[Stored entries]
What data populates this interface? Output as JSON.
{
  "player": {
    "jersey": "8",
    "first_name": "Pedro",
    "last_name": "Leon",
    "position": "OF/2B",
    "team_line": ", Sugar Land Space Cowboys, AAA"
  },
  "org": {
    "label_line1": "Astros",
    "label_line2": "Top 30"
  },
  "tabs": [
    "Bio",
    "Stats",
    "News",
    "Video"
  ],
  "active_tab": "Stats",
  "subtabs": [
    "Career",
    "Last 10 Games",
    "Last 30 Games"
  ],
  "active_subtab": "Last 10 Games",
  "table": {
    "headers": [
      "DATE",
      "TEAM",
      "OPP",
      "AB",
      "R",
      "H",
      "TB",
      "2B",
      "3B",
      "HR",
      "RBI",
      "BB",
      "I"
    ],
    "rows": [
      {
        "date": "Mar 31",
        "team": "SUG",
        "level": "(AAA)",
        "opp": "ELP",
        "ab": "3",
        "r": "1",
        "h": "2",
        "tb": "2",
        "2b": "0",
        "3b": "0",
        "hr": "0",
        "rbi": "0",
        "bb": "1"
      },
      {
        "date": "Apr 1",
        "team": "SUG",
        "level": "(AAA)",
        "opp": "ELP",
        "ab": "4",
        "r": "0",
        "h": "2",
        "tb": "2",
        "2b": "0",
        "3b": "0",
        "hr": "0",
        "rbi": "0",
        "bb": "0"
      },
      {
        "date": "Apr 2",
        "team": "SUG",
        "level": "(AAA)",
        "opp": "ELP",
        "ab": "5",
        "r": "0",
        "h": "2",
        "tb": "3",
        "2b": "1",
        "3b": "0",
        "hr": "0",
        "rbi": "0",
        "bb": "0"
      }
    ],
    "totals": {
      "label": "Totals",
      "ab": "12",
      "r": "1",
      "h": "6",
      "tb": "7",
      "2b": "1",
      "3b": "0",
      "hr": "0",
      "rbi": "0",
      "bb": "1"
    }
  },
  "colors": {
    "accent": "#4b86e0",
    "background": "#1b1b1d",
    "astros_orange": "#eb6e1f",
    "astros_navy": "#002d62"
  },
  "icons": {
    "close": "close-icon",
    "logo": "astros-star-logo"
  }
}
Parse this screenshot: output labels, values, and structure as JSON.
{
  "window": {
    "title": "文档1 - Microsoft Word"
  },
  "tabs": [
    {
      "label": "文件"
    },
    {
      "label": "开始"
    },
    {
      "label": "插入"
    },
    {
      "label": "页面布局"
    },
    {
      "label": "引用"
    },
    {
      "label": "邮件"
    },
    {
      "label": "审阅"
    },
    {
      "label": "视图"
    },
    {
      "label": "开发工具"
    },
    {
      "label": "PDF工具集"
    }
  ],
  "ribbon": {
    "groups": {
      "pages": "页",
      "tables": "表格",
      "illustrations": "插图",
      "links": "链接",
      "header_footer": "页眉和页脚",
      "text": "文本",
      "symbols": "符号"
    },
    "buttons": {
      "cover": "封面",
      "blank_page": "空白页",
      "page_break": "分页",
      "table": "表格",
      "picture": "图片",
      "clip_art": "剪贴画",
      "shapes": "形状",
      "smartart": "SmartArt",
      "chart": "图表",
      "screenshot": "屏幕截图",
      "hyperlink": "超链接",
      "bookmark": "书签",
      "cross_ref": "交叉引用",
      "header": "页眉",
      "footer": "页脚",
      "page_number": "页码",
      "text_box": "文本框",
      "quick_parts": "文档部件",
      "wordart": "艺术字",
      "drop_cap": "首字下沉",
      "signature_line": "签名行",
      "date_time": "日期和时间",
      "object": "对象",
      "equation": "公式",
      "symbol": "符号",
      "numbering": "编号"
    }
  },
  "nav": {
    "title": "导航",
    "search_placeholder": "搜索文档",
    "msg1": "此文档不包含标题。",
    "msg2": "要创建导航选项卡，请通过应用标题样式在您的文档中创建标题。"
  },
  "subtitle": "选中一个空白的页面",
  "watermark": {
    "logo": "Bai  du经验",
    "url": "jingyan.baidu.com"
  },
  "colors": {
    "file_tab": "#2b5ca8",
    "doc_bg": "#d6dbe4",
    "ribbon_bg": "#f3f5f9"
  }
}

* * *

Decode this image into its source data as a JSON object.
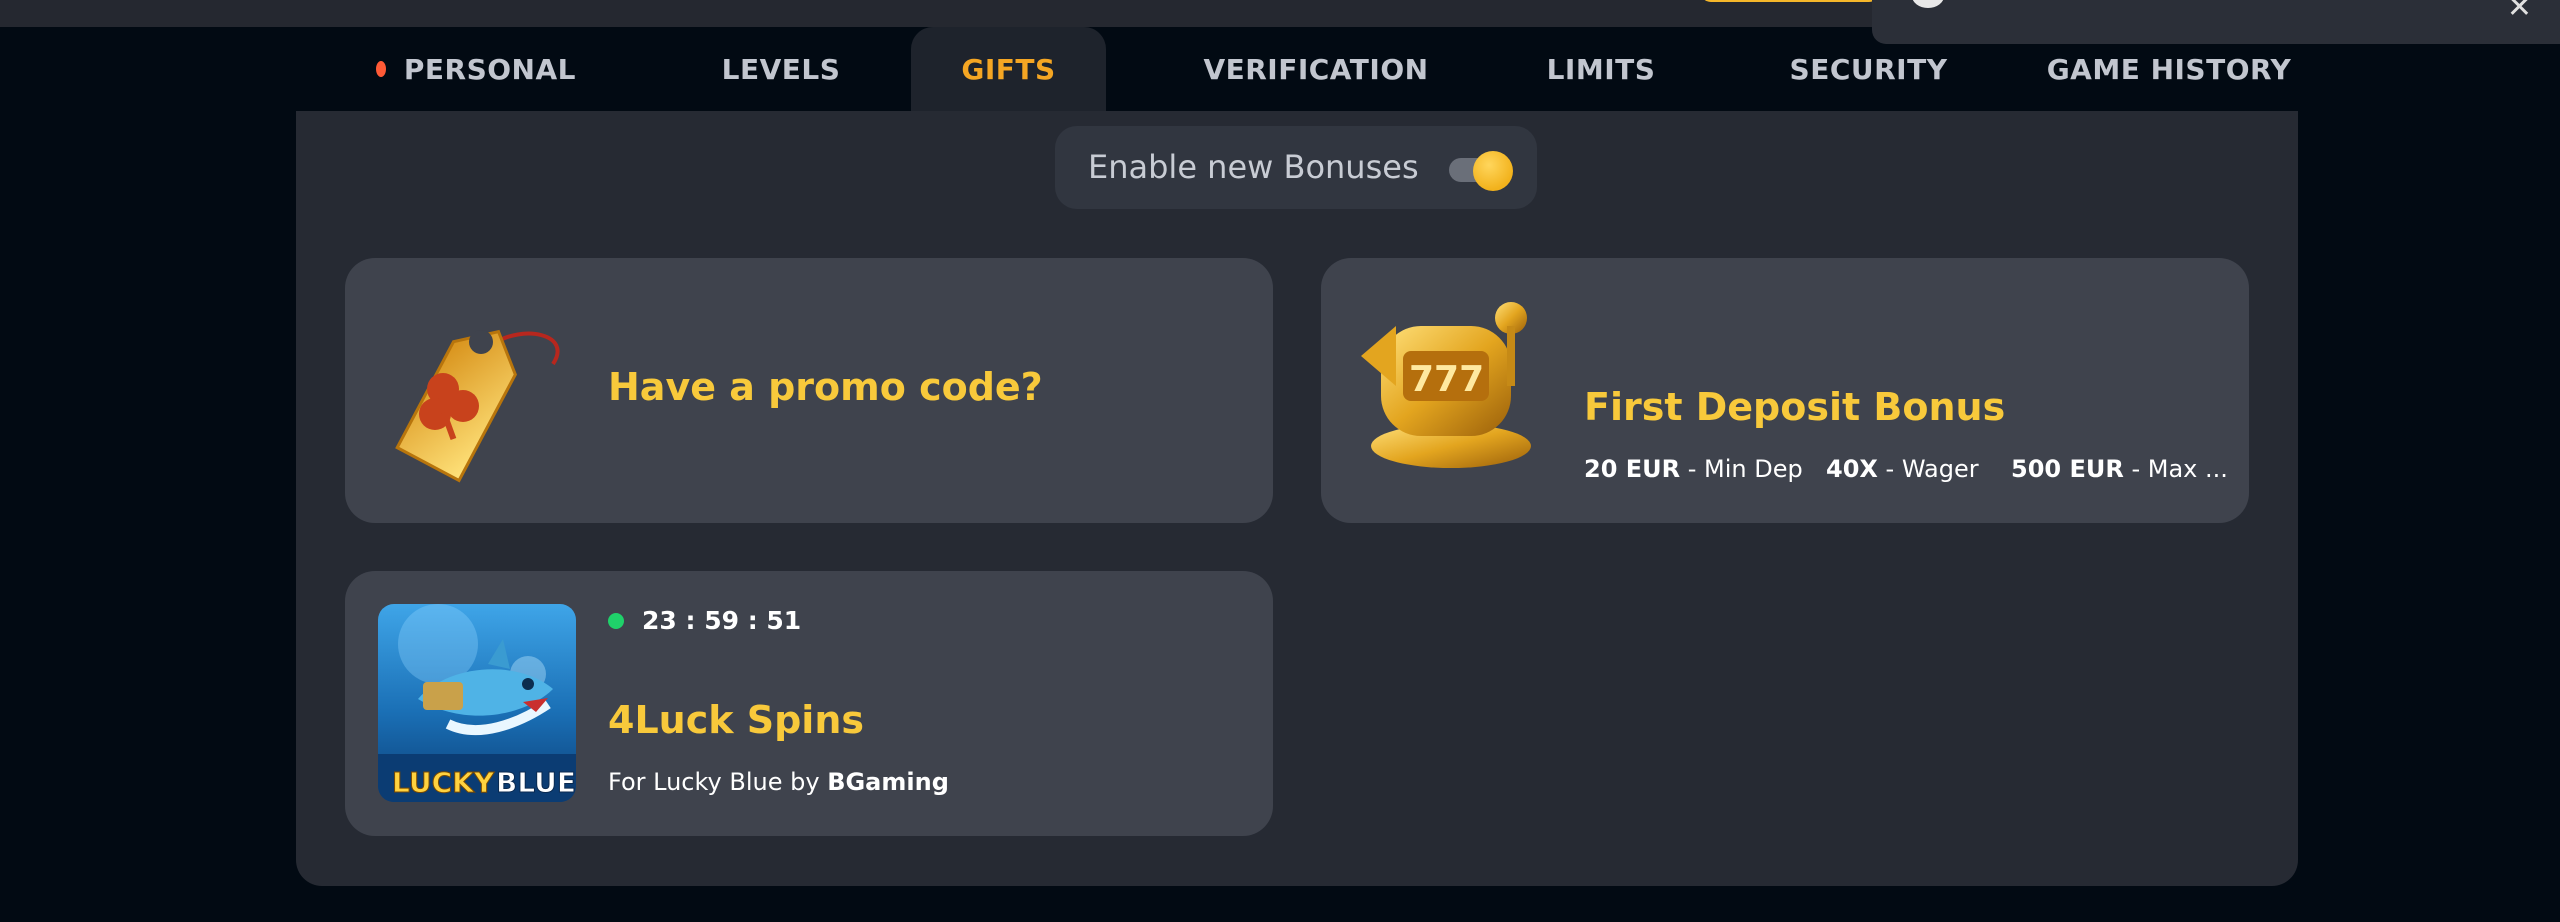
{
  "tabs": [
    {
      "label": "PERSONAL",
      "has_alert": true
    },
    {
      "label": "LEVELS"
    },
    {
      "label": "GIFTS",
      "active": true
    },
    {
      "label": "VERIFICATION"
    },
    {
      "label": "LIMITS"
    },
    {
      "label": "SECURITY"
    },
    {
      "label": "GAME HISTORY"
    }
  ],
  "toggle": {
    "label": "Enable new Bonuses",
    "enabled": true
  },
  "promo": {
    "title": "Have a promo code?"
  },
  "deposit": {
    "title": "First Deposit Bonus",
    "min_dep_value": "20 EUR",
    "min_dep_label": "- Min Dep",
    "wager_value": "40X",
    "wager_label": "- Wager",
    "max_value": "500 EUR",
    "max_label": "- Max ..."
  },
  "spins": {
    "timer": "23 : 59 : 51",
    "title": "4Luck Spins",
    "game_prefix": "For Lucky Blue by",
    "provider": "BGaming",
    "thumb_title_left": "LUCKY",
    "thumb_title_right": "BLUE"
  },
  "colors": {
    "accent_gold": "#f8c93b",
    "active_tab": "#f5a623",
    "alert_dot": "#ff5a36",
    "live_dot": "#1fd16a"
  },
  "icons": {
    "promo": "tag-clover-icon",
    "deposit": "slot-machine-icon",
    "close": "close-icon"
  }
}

--

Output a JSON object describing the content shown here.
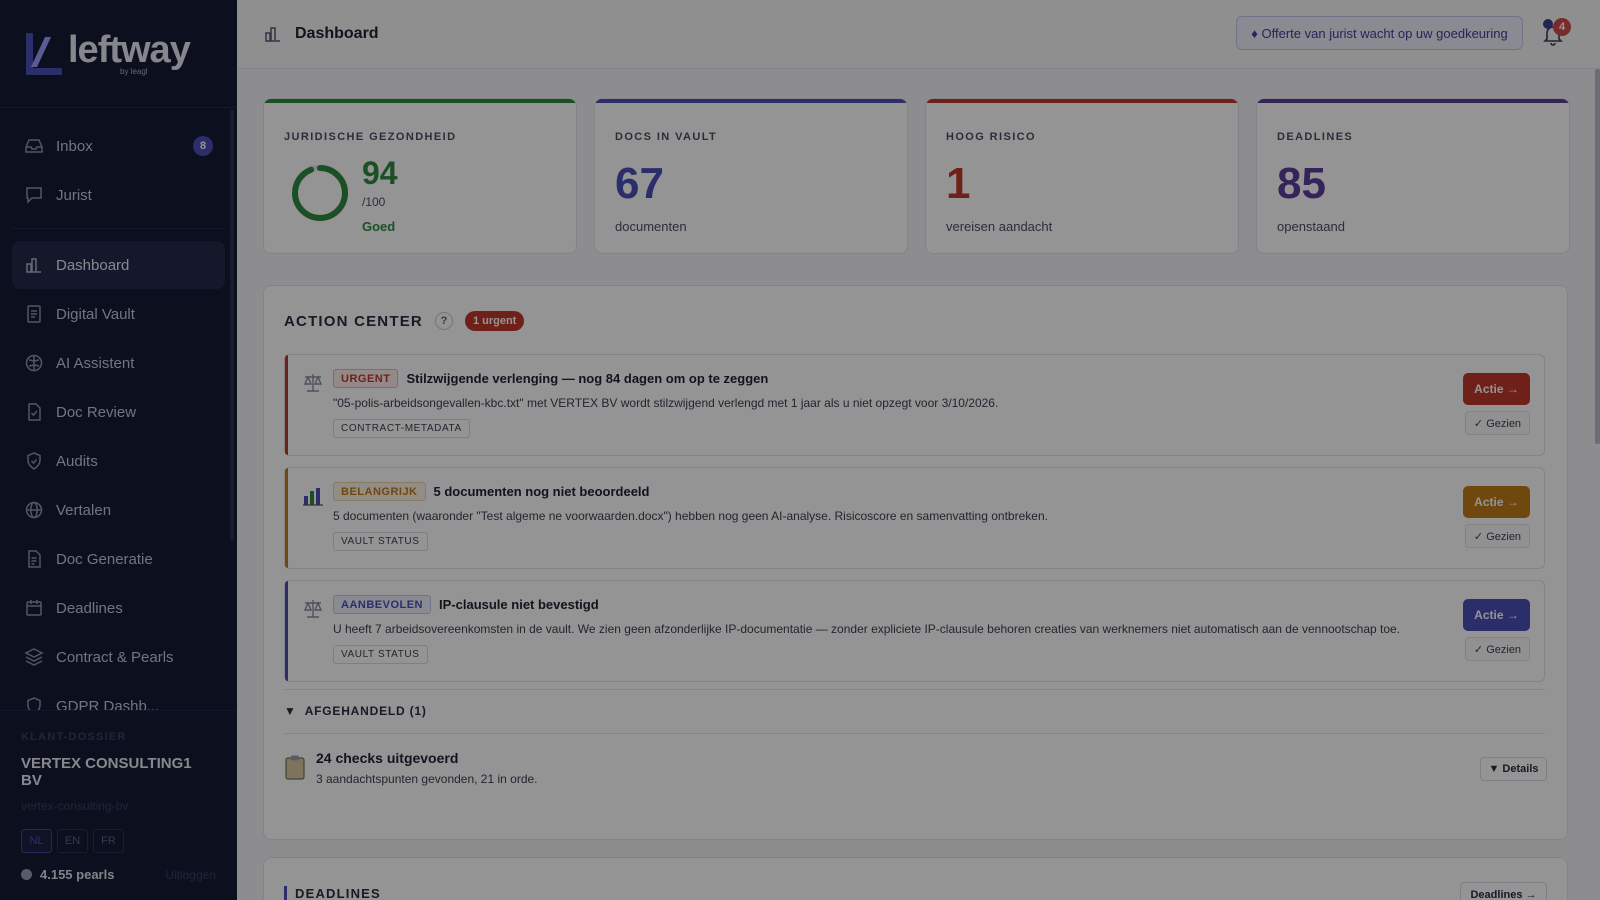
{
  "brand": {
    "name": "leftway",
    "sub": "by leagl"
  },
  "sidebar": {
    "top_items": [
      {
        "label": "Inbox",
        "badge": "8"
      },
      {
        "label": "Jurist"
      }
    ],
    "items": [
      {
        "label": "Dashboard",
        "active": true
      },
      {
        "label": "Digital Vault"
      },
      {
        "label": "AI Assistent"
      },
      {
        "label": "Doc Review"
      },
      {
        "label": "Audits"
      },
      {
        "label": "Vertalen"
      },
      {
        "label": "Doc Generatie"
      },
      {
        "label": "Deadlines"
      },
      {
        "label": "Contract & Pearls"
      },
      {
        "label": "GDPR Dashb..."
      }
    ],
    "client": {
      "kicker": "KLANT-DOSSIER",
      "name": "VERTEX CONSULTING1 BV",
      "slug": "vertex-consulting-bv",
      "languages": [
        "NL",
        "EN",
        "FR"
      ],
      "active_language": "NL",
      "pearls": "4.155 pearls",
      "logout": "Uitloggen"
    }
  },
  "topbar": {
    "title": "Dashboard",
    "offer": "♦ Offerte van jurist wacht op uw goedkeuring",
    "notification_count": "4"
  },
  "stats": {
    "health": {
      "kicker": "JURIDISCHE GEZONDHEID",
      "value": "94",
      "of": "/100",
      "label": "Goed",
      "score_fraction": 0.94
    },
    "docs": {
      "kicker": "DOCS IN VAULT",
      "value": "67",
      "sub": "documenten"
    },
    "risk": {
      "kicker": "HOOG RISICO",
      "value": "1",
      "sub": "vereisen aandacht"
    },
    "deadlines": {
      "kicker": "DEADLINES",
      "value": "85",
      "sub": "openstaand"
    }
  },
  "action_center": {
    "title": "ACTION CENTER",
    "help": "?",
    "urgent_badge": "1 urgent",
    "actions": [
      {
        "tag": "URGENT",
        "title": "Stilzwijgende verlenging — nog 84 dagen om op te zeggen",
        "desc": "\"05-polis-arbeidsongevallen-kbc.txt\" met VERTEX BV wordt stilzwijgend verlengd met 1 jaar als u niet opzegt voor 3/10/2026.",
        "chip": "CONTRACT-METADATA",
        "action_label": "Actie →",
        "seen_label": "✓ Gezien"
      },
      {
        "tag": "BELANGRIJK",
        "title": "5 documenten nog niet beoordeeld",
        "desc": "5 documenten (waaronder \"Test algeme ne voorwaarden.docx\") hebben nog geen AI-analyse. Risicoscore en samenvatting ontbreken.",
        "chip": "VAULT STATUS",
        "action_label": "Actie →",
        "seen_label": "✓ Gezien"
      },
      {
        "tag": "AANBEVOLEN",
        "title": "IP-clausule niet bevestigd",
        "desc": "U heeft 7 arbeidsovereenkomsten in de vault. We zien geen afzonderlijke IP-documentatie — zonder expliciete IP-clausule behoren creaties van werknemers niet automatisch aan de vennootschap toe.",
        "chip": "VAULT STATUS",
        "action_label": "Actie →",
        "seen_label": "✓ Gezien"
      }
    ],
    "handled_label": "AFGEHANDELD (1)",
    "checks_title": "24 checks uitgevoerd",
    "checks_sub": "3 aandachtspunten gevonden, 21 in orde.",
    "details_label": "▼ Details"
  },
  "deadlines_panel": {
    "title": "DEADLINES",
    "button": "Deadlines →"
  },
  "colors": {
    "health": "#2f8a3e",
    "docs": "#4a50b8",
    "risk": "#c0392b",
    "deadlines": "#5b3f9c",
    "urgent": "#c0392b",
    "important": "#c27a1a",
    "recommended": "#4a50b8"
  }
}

> _TASK TO CARRY OUT_
Copy each line of the data that contains the word "Games".

> _PROBLEM SOLUTION_
    "Last 10 Games",
    "Last 30 Games"
  "active_subtab": "Last 10 Games",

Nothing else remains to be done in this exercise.